Supplied records →
──────────────────────────────

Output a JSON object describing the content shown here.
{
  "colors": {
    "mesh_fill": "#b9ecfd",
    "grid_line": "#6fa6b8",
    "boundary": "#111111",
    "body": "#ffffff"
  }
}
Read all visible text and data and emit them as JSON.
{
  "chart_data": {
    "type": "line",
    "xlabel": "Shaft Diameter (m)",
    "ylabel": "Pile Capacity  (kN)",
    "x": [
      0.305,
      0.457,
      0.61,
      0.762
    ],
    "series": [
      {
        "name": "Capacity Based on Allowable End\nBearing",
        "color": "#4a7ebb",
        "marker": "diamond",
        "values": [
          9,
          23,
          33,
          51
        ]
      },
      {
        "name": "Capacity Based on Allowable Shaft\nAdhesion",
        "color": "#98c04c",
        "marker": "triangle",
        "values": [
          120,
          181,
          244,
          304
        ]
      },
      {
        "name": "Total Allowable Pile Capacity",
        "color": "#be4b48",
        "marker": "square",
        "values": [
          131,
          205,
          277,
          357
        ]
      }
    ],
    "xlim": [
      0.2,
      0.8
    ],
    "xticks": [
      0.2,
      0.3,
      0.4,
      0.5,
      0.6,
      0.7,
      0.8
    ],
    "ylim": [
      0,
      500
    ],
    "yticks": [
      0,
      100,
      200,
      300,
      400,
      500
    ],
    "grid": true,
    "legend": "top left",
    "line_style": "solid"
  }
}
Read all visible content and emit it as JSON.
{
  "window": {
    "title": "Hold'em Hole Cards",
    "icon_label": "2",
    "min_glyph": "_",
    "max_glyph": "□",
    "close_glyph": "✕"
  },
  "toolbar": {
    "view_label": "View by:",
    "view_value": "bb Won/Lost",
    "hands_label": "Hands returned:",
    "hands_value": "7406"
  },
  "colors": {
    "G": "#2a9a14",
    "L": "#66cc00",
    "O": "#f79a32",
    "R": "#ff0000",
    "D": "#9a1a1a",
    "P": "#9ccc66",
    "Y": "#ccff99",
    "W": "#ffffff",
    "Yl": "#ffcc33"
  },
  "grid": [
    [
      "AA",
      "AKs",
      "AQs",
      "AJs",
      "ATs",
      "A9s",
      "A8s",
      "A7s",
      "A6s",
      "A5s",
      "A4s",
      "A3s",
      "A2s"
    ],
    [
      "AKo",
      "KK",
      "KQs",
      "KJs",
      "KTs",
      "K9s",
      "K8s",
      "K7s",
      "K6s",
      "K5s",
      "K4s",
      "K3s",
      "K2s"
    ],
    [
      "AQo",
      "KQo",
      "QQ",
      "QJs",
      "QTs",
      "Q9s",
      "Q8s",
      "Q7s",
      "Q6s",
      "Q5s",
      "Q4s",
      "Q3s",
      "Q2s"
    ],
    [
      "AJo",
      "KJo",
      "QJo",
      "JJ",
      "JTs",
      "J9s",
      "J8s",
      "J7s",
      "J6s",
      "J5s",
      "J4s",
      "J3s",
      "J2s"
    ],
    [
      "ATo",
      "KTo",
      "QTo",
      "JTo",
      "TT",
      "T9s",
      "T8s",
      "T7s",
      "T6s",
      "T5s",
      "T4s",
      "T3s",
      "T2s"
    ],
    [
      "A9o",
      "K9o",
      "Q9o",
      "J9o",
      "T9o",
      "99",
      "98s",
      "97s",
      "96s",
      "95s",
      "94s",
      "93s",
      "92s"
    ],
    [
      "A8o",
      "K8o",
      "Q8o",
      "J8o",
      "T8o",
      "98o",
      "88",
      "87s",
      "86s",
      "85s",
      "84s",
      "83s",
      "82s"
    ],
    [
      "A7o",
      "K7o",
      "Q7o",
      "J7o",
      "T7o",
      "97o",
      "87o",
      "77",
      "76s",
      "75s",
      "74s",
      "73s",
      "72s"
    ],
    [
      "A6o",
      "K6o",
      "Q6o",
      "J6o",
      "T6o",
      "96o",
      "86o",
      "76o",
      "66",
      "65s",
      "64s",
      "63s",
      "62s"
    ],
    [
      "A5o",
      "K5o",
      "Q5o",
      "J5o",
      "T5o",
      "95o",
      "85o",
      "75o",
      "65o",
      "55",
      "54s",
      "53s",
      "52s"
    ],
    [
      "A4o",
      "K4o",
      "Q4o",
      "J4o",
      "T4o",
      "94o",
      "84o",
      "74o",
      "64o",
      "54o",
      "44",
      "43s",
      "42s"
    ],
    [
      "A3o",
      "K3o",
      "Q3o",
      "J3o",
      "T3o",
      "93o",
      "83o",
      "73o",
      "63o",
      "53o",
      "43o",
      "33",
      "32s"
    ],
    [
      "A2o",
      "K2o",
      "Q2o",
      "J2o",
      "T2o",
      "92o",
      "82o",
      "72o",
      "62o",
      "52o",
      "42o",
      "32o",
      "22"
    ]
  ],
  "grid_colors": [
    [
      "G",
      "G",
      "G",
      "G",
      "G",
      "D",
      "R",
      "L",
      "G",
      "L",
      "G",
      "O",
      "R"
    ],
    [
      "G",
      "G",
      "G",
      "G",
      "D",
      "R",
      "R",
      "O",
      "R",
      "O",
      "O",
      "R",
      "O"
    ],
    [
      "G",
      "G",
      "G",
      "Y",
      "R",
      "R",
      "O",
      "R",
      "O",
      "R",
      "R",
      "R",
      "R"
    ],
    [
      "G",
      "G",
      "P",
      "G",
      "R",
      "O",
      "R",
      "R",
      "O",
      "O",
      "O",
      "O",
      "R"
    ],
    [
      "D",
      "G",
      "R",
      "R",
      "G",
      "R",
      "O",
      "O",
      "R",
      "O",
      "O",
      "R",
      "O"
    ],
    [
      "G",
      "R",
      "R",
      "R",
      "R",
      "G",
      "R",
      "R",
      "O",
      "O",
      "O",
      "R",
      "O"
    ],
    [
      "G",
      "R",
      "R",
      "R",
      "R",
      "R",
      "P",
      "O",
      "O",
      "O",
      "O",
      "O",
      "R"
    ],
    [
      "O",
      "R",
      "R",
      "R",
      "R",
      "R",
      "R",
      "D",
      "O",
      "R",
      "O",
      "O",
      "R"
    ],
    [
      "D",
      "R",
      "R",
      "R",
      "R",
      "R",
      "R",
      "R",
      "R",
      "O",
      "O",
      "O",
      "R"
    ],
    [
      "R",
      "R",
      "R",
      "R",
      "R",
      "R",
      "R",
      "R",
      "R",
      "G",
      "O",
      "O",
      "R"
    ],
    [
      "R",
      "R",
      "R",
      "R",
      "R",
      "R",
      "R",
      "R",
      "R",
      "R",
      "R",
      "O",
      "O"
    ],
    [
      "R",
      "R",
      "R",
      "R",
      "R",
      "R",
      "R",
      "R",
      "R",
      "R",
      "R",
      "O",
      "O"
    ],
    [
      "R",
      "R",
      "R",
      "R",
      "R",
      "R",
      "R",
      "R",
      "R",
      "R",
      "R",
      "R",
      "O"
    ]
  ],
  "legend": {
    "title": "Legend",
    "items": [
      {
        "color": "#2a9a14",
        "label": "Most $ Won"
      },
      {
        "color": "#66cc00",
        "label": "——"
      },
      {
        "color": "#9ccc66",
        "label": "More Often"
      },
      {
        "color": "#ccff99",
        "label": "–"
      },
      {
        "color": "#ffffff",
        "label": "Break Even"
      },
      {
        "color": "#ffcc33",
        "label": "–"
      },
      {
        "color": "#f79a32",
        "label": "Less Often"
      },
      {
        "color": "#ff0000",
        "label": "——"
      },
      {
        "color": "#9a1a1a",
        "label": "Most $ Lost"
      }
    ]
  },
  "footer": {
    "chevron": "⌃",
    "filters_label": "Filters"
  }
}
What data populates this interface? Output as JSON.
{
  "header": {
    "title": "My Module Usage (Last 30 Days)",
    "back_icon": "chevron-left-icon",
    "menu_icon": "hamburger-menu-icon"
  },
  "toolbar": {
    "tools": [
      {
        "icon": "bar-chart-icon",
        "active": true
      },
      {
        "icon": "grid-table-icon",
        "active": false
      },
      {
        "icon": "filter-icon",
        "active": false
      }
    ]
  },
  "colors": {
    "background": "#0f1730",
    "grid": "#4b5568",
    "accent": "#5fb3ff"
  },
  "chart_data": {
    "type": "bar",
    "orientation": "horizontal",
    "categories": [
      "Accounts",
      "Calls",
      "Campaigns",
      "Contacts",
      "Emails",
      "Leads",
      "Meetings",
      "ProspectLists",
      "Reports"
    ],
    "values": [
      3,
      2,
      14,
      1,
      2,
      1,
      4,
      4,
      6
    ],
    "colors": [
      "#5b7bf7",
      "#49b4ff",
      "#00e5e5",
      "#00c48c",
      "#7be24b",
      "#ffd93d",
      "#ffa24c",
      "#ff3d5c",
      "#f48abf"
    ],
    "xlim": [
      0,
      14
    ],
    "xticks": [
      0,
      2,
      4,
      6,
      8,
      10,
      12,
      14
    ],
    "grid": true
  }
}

──────────────────────────────

Written problem →
Take each line of the material that contains the word "JSON" and list it.

Output for this exercise →
Output a JSON object describing the content shown here.
Read all visible text and data and emit them as JSON.
Read all visible content and emit it as JSON.
What data populates this interface? Output as JSON.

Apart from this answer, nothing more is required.